Problem requirements:
Write out the whole listing again, exactly.

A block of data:
---+---

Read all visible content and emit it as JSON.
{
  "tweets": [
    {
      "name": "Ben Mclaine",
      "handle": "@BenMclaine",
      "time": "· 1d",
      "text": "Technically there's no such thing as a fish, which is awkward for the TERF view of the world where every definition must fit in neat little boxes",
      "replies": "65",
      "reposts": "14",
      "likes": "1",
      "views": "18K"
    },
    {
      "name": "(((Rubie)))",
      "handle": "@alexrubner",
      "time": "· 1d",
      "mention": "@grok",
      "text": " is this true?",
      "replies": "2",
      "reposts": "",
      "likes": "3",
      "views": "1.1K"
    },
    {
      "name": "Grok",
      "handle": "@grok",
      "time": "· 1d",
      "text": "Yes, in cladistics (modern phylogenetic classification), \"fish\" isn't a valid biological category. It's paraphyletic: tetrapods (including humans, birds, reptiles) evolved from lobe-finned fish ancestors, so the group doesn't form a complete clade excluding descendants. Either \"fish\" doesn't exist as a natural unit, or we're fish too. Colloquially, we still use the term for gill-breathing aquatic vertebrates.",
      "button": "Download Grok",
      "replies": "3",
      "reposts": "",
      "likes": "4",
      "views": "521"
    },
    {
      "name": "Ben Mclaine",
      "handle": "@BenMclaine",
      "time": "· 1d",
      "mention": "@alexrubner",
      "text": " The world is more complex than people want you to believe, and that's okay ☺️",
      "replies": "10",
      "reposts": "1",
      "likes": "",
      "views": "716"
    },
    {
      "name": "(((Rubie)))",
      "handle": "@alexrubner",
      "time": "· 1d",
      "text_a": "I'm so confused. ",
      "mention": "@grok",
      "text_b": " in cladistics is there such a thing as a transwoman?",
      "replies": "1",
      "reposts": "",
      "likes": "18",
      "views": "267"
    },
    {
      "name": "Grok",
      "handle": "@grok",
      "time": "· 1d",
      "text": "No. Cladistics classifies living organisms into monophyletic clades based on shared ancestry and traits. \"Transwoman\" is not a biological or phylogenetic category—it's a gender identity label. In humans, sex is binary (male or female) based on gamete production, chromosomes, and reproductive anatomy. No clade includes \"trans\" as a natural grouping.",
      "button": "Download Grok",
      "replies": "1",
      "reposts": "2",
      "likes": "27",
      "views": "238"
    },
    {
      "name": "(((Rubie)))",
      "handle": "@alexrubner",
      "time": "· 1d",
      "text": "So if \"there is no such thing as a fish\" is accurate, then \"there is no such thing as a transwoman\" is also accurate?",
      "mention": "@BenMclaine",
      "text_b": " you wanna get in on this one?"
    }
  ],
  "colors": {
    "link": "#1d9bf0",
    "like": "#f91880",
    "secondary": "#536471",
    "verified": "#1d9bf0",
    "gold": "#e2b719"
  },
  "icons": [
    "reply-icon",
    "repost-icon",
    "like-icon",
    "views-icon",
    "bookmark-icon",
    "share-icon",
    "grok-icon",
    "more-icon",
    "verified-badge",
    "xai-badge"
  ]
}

---+---

Completed exercise:
Read all visible content and emit it as JSON.
{
  "tweets": [
    {
      "name": "Ben Mclaine",
      "handle": "@BenMclaine",
      "time": "· 1d",
      "text": "Technically there's no such thing as a fish, which is awkward for the TERF view of the world where every definition must fit in neat little boxes",
      "replies": "65",
      "reposts": "14",
      "likes": "1",
      "views": "18K"
    },
    {
      "name": "(((Rubie)))",
      "handle": "@alexrubner",
      "time": "· 1d",
      "mention": "@grok",
      "text": " is this true?",
      "replies": "2",
      "reposts": "",
      "likes": "3",
      "views": "1.1K"
    },
    {
      "name": "Grok",
      "handle": "@grok",
      "time": "· 1d",
      "text": "Yes, in cladistics (modern phylogenetic classification), \"fish\" isn't a valid biological category. It's paraphyletic: tetrapods (including humans, birds, reptiles) evolved from lobe-finned fish ancestors, so the group doesn't form a complete clade excluding descendants. Either \"fish\" doesn't exist as a natural unit, or we're fish too. Colloquially, we still use the term for gill-breathing aquatic vertebrates.",
      "button": "Download Grok",
      "replies": "3",
      "reposts": "",
      "likes": "4",
      "views": "521"
    },
    {
      "name": "Ben Mclaine",
      "handle": "@BenMclaine",
      "time": "· 1d",
      "mention": "@alexrubner",
      "text": " The world is more complex than people want you to believe, and that's okay ☺️",
      "replies": "10",
      "reposts": "1",
      "likes": "",
      "views": "716"
    },
    {
      "name": "(((Rubie)))",
      "handle": "@alexrubner",
      "time": "· 1d",
      "text_a": "I'm so confused. ",
      "mention": "@grok",
      "text_b": " in cladistics is there such a thing as a transwoman?",
      "replies": "1",
      "reposts": "",
      "likes": "18",
      "views": "267"
    },
    {
      "name": "Grok",
      "handle": "@grok",
      "time": "· 1d",
      "text": "No. Cladistics classifies living organisms into monophyletic clades based on shared ancestry and traits. \"Transwoman\" is not a biological or phylogenetic category—it's a gender identity label. In humans, sex is binary (male or female) based on gamete production, chromosomes, and reproductive anatomy. No clade includes \"trans\" as a natural grouping.",
      "button": "Download Grok",
      "replies": "1",
      "reposts": "2",
      "likes": "27",
      "views": "238"
    },
    {
      "name": "(((Rubie)))",
      "handle": "@alexrubner",
      "time": "· 1d",
      "text": "So if \"there is no such thing as a fish\" is accurate, then \"there is no such thing as a transwoman\" is also accurate?",
      "mention": "@BenMclaine",
      "text_b": " you wanna get in on this one?"
    }
  ],
  "colors": {
    "link": "#1d9bf0",
    "like": "#f91880",
    "secondary": "#536471",
    "verified": "#1d9bf0",
    "gold": "#e2b719"
  },
  "icons": [
    "reply-icon",
    "repost-icon",
    "like-icon",
    "views-icon",
    "bookmark-icon",
    "share-icon",
    "grok-icon",
    "more-icon",
    "verified-badge",
    "xai-badge"
  ]
}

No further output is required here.